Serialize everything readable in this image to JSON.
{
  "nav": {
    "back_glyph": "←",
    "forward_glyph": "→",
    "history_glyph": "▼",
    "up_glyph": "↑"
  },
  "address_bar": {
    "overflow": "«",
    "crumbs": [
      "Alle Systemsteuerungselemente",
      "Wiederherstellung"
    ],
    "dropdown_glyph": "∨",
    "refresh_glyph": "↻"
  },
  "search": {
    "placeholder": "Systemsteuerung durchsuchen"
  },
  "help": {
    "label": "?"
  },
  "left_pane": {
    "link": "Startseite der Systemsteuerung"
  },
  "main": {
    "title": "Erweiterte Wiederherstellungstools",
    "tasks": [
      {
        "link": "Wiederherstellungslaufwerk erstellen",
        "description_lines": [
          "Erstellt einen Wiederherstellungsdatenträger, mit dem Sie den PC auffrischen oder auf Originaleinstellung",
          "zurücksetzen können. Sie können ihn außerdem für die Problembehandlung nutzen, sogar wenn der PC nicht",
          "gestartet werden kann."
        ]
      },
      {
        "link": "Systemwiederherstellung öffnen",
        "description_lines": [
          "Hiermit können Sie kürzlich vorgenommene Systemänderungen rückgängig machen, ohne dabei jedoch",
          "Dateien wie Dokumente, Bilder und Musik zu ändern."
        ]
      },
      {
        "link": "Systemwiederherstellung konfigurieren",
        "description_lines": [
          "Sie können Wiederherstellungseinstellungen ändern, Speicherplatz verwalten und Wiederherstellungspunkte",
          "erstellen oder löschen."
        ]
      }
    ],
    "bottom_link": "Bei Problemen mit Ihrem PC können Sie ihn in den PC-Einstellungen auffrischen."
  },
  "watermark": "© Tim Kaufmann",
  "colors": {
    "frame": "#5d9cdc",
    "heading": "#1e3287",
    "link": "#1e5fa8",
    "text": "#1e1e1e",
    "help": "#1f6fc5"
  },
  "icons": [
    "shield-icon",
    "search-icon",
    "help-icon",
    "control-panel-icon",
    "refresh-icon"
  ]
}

■ ■ ■ ■ ■

Copy every line that contains "ändern" from the listing above.

          "Dateien wie Dokumente, Bilder und Musik zu ändern."
          "Sie können Wiederherstellungseinstellungen ändern, Speicherplatz verwalten und Wiederherstellungspunkte",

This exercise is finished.